**To be done**
List every line in the records below that contains the string "logo".

**Source material**

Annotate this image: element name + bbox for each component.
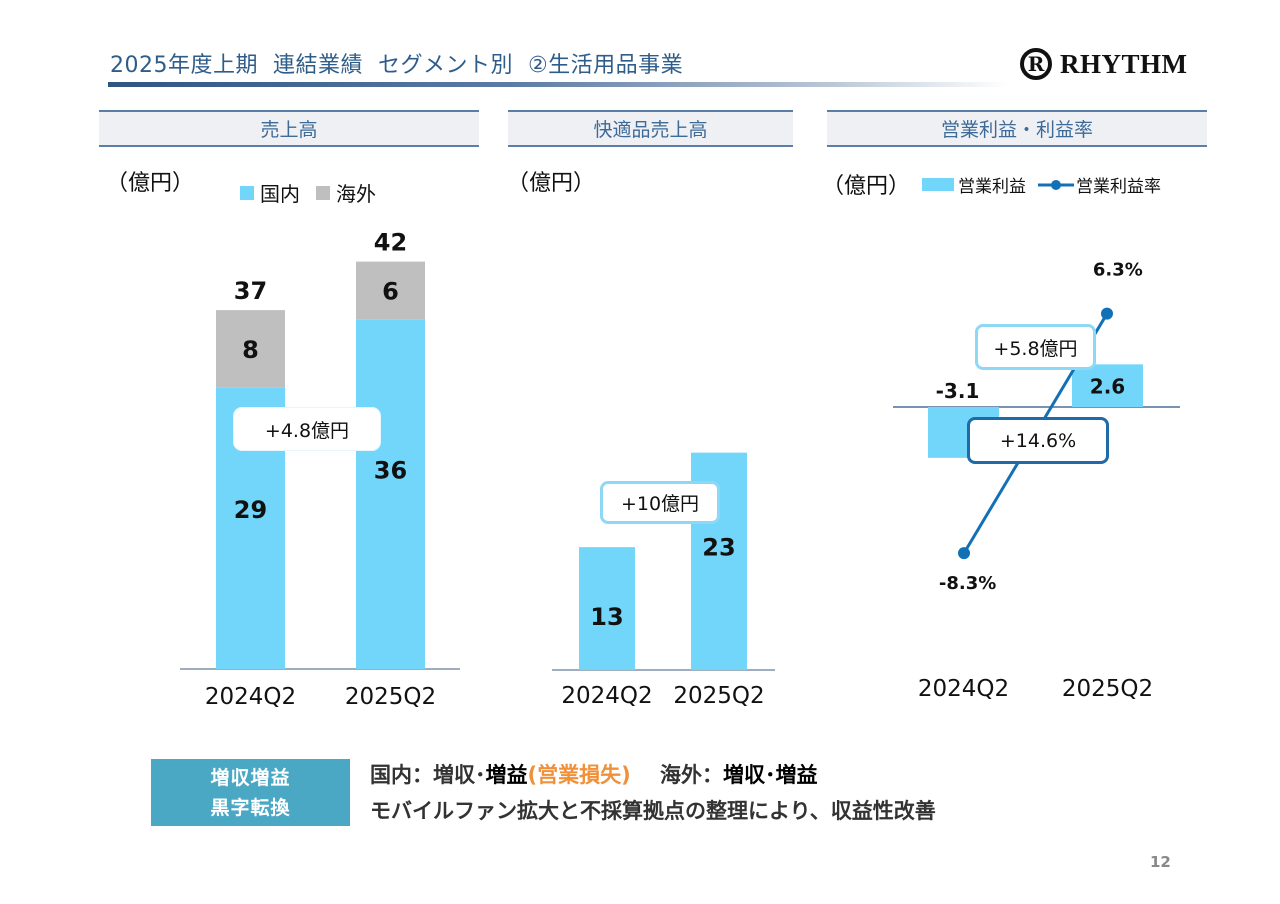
summary-line-2: モバイルファン拡大と不採算拠点の整理により、収益性改善 xyxy=(370,799,936,823)
legend-label-domestic: 国内 xyxy=(260,182,300,206)
summary-badge-line2: 黒字転換 xyxy=(210,796,291,819)
comfort-unit-label: （億円） xyxy=(507,171,596,196)
page-title: 2025年度上期 連結業績 セグメント別 ②生活用品事業 xyxy=(110,53,684,78)
summary-domestic-profit: 増益 xyxy=(485,763,528,787)
data-label-domestic: 29 xyxy=(234,496,267,524)
profit-unit-label: （億円） xyxy=(822,174,911,199)
bar-domestic-2025Q2 xyxy=(356,319,425,669)
data-label-overseas: 6 xyxy=(382,278,399,306)
profit-change-callout: +5.8億円 xyxy=(975,324,1096,370)
legend-line-marker-icon xyxy=(1038,179,1074,190)
title-underline xyxy=(108,82,1008,87)
legend-swatch-overseas xyxy=(316,185,330,200)
legend-swatch-domestic xyxy=(240,185,254,200)
margin-point-2025Q2 xyxy=(1101,307,1113,320)
x-tick-label: 2025Q2 xyxy=(1062,676,1153,702)
chart-comfort-sales: 13 2024Q2 23 2025Q2 xyxy=(552,452,775,709)
chart-operating-profit: -3.1 2024Q2 2.6 2025Q2 -8.3% 6.3% xyxy=(893,260,1180,702)
legend-swatch-profit xyxy=(922,178,954,191)
chart-sales: 29 8 37 2024Q2 36 6 42 2025Q2 xyxy=(180,229,460,710)
summary-line-1: 国内：増収･増益(営業損失) 海外：増収･増益 xyxy=(370,759,817,789)
logo-mark-icon: R xyxy=(1020,48,1052,80)
data-label-profit: -3.1 xyxy=(936,379,980,403)
data-label-margin: 6.3% xyxy=(1093,260,1143,281)
data-label-domestic: 36 xyxy=(374,456,407,484)
logo-text: RHYTHM xyxy=(1060,48,1188,79)
summary-badge: 増収増益 黒字転換 xyxy=(151,759,350,826)
data-label-total: 42 xyxy=(374,229,407,257)
margin-point-2024Q2 xyxy=(958,547,970,560)
panel-header-sales: 売上高 xyxy=(99,110,479,147)
company-logo: R RHYTHM xyxy=(1020,47,1188,81)
summary-overseas-result: 増収･増益 xyxy=(722,763,818,787)
data-label-comfort: 23 xyxy=(702,534,735,562)
summary-operating-loss-note: (営業損失) xyxy=(527,763,631,787)
x-tick-label: 2025Q2 xyxy=(345,684,436,710)
data-label-profit: 2.6 xyxy=(1090,375,1125,399)
sales-legend: 国内 海外 xyxy=(240,178,376,207)
bar-overseas-2024Q2 xyxy=(216,310,285,388)
x-tick-label: 2024Q2 xyxy=(918,676,1009,702)
summary-domestic-label: 国内：増収･ xyxy=(370,763,486,787)
legend-label-profit: 営業利益 xyxy=(958,177,1026,197)
summary-overseas-label: 海外： xyxy=(630,763,723,787)
data-label-comfort: 13 xyxy=(590,603,623,631)
legend-label-margin: 営業利益率 xyxy=(1076,177,1161,197)
profit-legend: 営業利益 営業利益率 xyxy=(922,172,1161,197)
data-label-total: 37 xyxy=(234,277,267,305)
page-number: 12 xyxy=(1150,853,1171,871)
summary-badge-line1: 増収増益 xyxy=(210,766,291,789)
sales-change-callout: +4.8億円 xyxy=(234,408,380,450)
bar-comfort-2024Q2 xyxy=(579,547,635,670)
bar-overseas-2025Q2 xyxy=(356,261,425,320)
x-tick-label: 2024Q2 xyxy=(561,683,652,709)
panel-header-comfort: 快適品売上高 xyxy=(508,110,793,147)
x-tick-label: 2025Q2 xyxy=(673,683,764,709)
comfort-change-callout: +10億円 xyxy=(600,481,720,524)
data-label-overseas: 8 xyxy=(242,336,259,364)
margin-change-callout: +14.6% xyxy=(967,417,1109,464)
bar-profit-2025Q2 xyxy=(1072,364,1143,407)
panel-header-profit: 営業利益・利益率 xyxy=(827,110,1207,147)
legend-label-overseas: 海外 xyxy=(336,182,376,206)
sales-unit-label: （億円） xyxy=(106,171,195,196)
data-label-margin: -8.3% xyxy=(939,573,996,594)
x-tick-label: 2024Q2 xyxy=(205,684,296,710)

**Solution**
logo-mark-icon: R xyxy=(1020,48,1052,80)
logo-text: RHYTHM xyxy=(1060,48,1188,79)
company-logo: R RHYTHM xyxy=(1020,47,1188,81)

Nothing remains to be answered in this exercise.